● What this task involves:
Copy every line that mentions the word "component".

● Raw data:
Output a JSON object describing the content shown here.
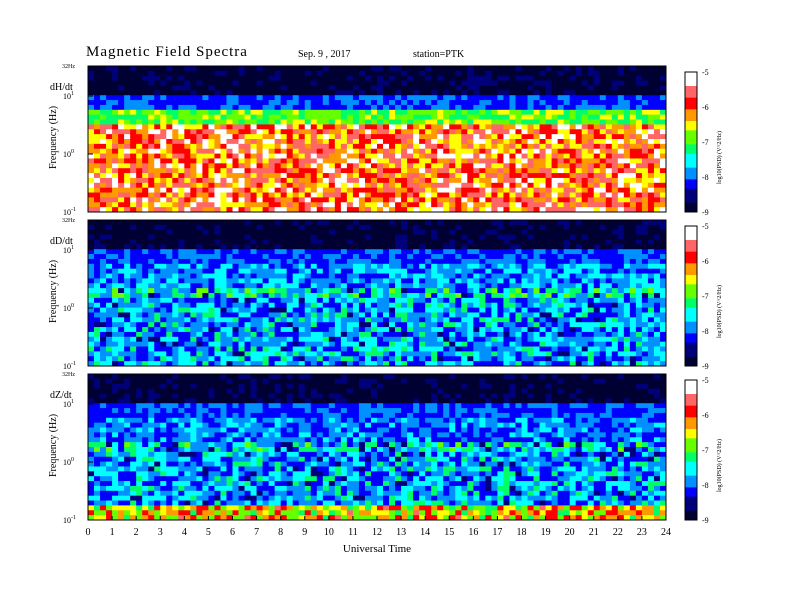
{
  "header": {
    "title": "Magnetic  Field  Spectra",
    "date": "Sep. 9  , 2017",
    "station": "station=PTK"
  },
  "chart_data": {
    "type": "heatmap",
    "xlabel": "Universal Time",
    "xlim": [
      0,
      24
    ],
    "x_ticks": [
      "0",
      "1",
      "2",
      "3",
      "4",
      "5",
      "6",
      "7",
      "8",
      "9",
      "10",
      "11",
      "12",
      "13",
      "14",
      "15",
      "16",
      "17",
      "18",
      "19",
      "20",
      "21",
      "22",
      "23",
      "24"
    ],
    "panels": [
      {
        "component": "dH/dt",
        "ylabel": "Frequency (Hz)",
        "ylim_label": "32Hz",
        "y_ticks": [
          "10^1",
          "10^0",
          "10^-1"
        ],
        "colorbar_label": "log10(PSD) (V^2/Hz)",
        "colorbar_ticks": [
          "-5",
          "-6",
          "-7",
          "-8",
          "-9"
        ],
        "background_level": -6.9
      },
      {
        "component": "dD/dt",
        "ylabel": "Frequency (Hz)",
        "ylim_label": "32Hz",
        "y_ticks": [
          "10^1",
          "10^0",
          "10^-1"
        ],
        "colorbar_label": "log10(PSD) (V^2/Hz)",
        "colorbar_ticks": [
          "-5",
          "-6",
          "-7",
          "-8",
          "-9"
        ],
        "background_level": -7.8
      },
      {
        "component": "dZ/dt",
        "ylabel": "Frequency (Hz)",
        "ylim_label": "32Hz",
        "y_ticks": [
          "10^1",
          "10^0",
          "10^-1"
        ],
        "colorbar_label": "log10(PSD) (V^2/Hz)",
        "colorbar_ticks": [
          "-5",
          "-6",
          "-7",
          "-8",
          "-9"
        ],
        "background_level": -7.9
      }
    ],
    "colormap": [
      "#000033",
      "#00007a",
      "#0000ff",
      "#0090ff",
      "#00ffff",
      "#00ff66",
      "#66ff00",
      "#ffff00",
      "#ff9900",
      "#ff0000",
      "#ff6666",
      "#ffffff"
    ],
    "clim": [
      -9,
      -5
    ]
  }
}
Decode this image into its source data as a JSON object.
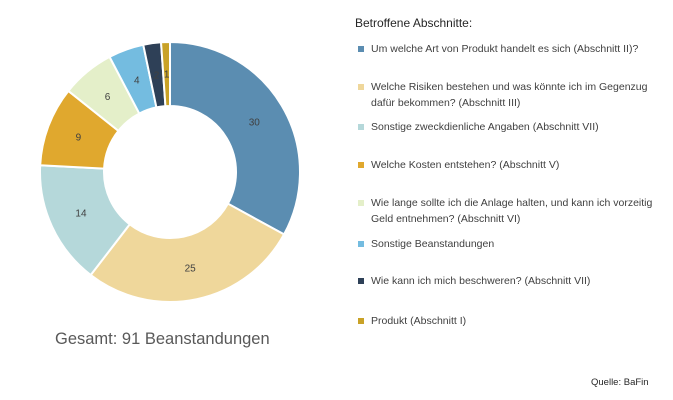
{
  "chart_data": {
    "type": "pie",
    "legend_title": "Betroffene Abschnitte:",
    "legend_position": "right",
    "slices": [
      {
        "label": "Um welche Art von Produkt handelt es sich (Abschnitt II)?",
        "value": 30,
        "color": "#5B8DB1"
      },
      {
        "label": "Welche Risiken bestehen und was könnte ich im Gegenzug dafür bekommen? (Abschnitt III)",
        "value": 25,
        "color": "#EFD79B"
      },
      {
        "label": "Sonstige zweckdienliche Angaben (Abschnitt VII)",
        "value": 14,
        "color": "#B5D8DA"
      },
      {
        "label": "Welche Kosten entstehen? (Abschnitt V)",
        "value": 9,
        "color": "#E0A82E"
      },
      {
        "label": "Wie lange sollte ich die Anlage halten, und kann ich vorzeitig Geld entnehmen? (Abschnitt VI)",
        "value": 6,
        "color": "#E4EFC9"
      },
      {
        "label": "Sonstige Beanstandungen",
        "value": 4,
        "color": "#74BCE0"
      },
      {
        "label": "Wie kann ich mich beschweren? (Abschnitt VII)",
        "value": 2,
        "color": "#2E4057"
      },
      {
        "label": "Produkt (Abschnitt I)",
        "value": 1,
        "color": "#C9A227"
      }
    ]
  },
  "total_text": "Gesamt: 91 Beanstandungen",
  "source_text": "Quelle: BaFin"
}
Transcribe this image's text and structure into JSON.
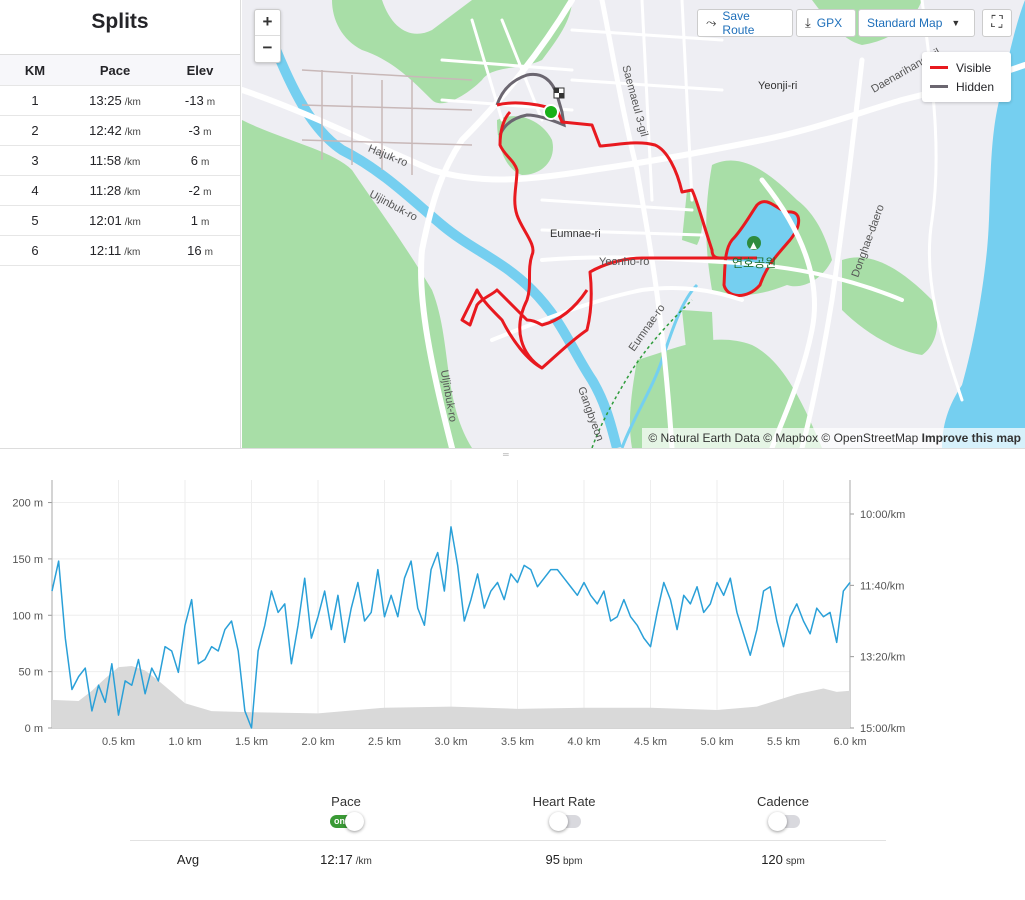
{
  "splits": {
    "title": "Splits",
    "headers": [
      "KM",
      "Pace",
      "Elev"
    ],
    "rows": [
      {
        "km": "1",
        "pace": "13:25",
        "pace_unit": "/km",
        "elev": "-13",
        "elev_unit": "m"
      },
      {
        "km": "2",
        "pace": "12:42",
        "pace_unit": "/km",
        "elev": "-3",
        "elev_unit": "m"
      },
      {
        "km": "3",
        "pace": "11:58",
        "pace_unit": "/km",
        "elev": "6",
        "elev_unit": "m"
      },
      {
        "km": "4",
        "pace": "11:28",
        "pace_unit": "/km",
        "elev": "-2",
        "elev_unit": "m"
      },
      {
        "km": "5",
        "pace": "12:01",
        "pace_unit": "/km",
        "elev": "1",
        "elev_unit": "m"
      },
      {
        "km": "6",
        "pace": "12:11",
        "pace_unit": "/km",
        "elev": "16",
        "elev_unit": "m"
      }
    ]
  },
  "map": {
    "zoom_in": "+",
    "zoom_out": "−",
    "save_route": "Save Route",
    "gpx": "GPX",
    "map_style": "Standard Map",
    "legend": [
      {
        "label": "Visible",
        "color": "#e8191f"
      },
      {
        "label": "Hidden",
        "color": "#6b6670"
      }
    ],
    "attribution": "© Natural Earth Data © Mapbox © OpenStreetMap",
    "improve": "Improve this map",
    "labels": [
      "Hajuk-ro",
      "Uijinbuk-ro",
      "Eumnae-ri",
      "Yeonho-ro",
      "Saemaeul 3-gil",
      "Yeonji-ri",
      "Eumnae-ro",
      "Uljinbuk-ro",
      "Donghae-daero",
      "Daenarihang-gil",
      "Gangbyeon",
      "연호공원"
    ],
    "colors": {
      "route": "#e8191f",
      "hidden": "#6b6670",
      "water": "#75cff0",
      "park": "#a8dea7",
      "road": "#ffffff",
      "start": "#19b019"
    }
  },
  "chart_data": {
    "type": "area",
    "xlabel": "",
    "x_ticks": [
      "0.5 km",
      "1.0 km",
      "1.5 km",
      "2.0 km",
      "2.5 km",
      "3.0 km",
      "3.5 km",
      "4.0 km",
      "4.5 km",
      "5.0 km",
      "5.5 km",
      "6.0 km"
    ],
    "xlim": [
      0,
      6.0
    ],
    "y_left_ticks": [
      "0 m",
      "50 m",
      "100 m",
      "150 m",
      "200 m"
    ],
    "ylim_left": [
      0,
      220
    ],
    "y_right_ticks": [
      "10:00/km",
      "11:40/km",
      "13:20/km",
      "15:00/km"
    ],
    "series": [
      {
        "name": "Pace",
        "axis": "right",
        "color": "#2aa0d8",
        "x": [
          0,
          0.05,
          0.1,
          0.15,
          0.2,
          0.25,
          0.3,
          0.35,
          0.4,
          0.45,
          0.5,
          0.55,
          0.6,
          0.65,
          0.7,
          0.75,
          0.8,
          0.85,
          0.9,
          0.95,
          1.0,
          1.05,
          1.1,
          1.15,
          1.2,
          1.25,
          1.3,
          1.35,
          1.4,
          1.45,
          1.5,
          1.55,
          1.6,
          1.65,
          1.7,
          1.75,
          1.8,
          1.85,
          1.9,
          1.95,
          2.0,
          2.05,
          2.1,
          2.15,
          2.2,
          2.25,
          2.3,
          2.35,
          2.4,
          2.45,
          2.5,
          2.55,
          2.6,
          2.65,
          2.7,
          2.75,
          2.8,
          2.85,
          2.9,
          2.95,
          3.0,
          3.05,
          3.1,
          3.15,
          3.2,
          3.25,
          3.3,
          3.35,
          3.4,
          3.45,
          3.5,
          3.55,
          3.6,
          3.65,
          3.7,
          3.75,
          3.8,
          3.85,
          3.9,
          3.95,
          4.0,
          4.05,
          4.1,
          4.15,
          4.2,
          4.25,
          4.3,
          4.35,
          4.4,
          4.45,
          4.5,
          4.55,
          4.6,
          4.65,
          4.7,
          4.75,
          4.8,
          4.85,
          4.9,
          4.95,
          5.0,
          5.05,
          5.1,
          5.15,
          5.2,
          5.25,
          5.3,
          5.35,
          5.4,
          5.45,
          5.5,
          5.55,
          5.6,
          5.65,
          5.7,
          5.75,
          5.8,
          5.85,
          5.9,
          5.95,
          6.0
        ],
        "values": [
          11.8,
          11.1,
          12.9,
          14.1,
          13.8,
          13.6,
          14.6,
          14.0,
          14.4,
          13.5,
          14.7,
          13.9,
          14.0,
          13.4,
          14.2,
          13.6,
          13.9,
          13.1,
          13.2,
          13.7,
          12.6,
          12.0,
          13.5,
          13.4,
          13.1,
          13.2,
          12.7,
          12.5,
          13.2,
          14.6,
          15.0,
          13.2,
          12.6,
          11.8,
          12.3,
          12.1,
          13.5,
          12.6,
          11.5,
          12.9,
          12.4,
          11.8,
          12.7,
          11.9,
          13.0,
          12.2,
          11.6,
          12.5,
          12.3,
          11.3,
          12.4,
          11.9,
          12.4,
          11.5,
          11.1,
          12.2,
          12.6,
          11.3,
          10.9,
          11.8,
          10.3,
          11.2,
          12.5,
          12.0,
          11.4,
          12.2,
          11.8,
          11.6,
          12.0,
          11.4,
          11.6,
          11.2,
          11.3,
          11.7,
          11.5,
          11.3,
          11.3,
          11.5,
          11.7,
          11.9,
          11.6,
          11.9,
          12.1,
          11.8,
          12.5,
          12.4,
          12.0,
          12.4,
          12.6,
          12.9,
          13.1,
          12.3,
          11.6,
          12.0,
          12.7,
          11.9,
          12.1,
          11.7,
          12.3,
          12.1,
          11.6,
          11.9,
          11.5,
          12.3,
          12.8,
          13.3,
          12.7,
          11.8,
          11.7,
          12.5,
          13.1,
          12.4,
          12.1,
          12.5,
          12.8,
          12.2,
          12.4,
          12.3,
          13.0,
          11.8,
          11.6
        ],
        "unit": "min/km"
      },
      {
        "name": "Elevation",
        "axis": "left",
        "color": "#d9d9d9",
        "x": [
          0,
          0.2,
          0.3,
          0.4,
          0.5,
          0.6,
          0.7,
          0.8,
          0.9,
          1.0,
          1.2,
          1.5,
          2.0,
          2.5,
          3.0,
          3.5,
          4.0,
          4.5,
          5.0,
          5.3,
          5.6,
          5.8,
          5.9,
          6.0
        ],
        "values": [
          25,
          24,
          33,
          44,
          54,
          55,
          51,
          42,
          32,
          22,
          15,
          14,
          13,
          18,
          19,
          17,
          18,
          18,
          16,
          19,
          30,
          35,
          32,
          33
        ],
        "unit": "m"
      }
    ]
  },
  "stats": {
    "headers": [
      "Pace",
      "Heart Rate",
      "Cadence"
    ],
    "toggle_on_label": "on",
    "avg_label": "Avg",
    "pace": {
      "value": "12:17",
      "unit": "/km",
      "toggle": true
    },
    "heart_rate": {
      "value": "95",
      "unit": "bpm",
      "toggle": false
    },
    "cadence": {
      "value": "120",
      "unit": "spm",
      "toggle": false
    }
  }
}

● Complete output:
        "component": "dH/dt",
        "component": "dD/dt",
        "component": "dZ/dt",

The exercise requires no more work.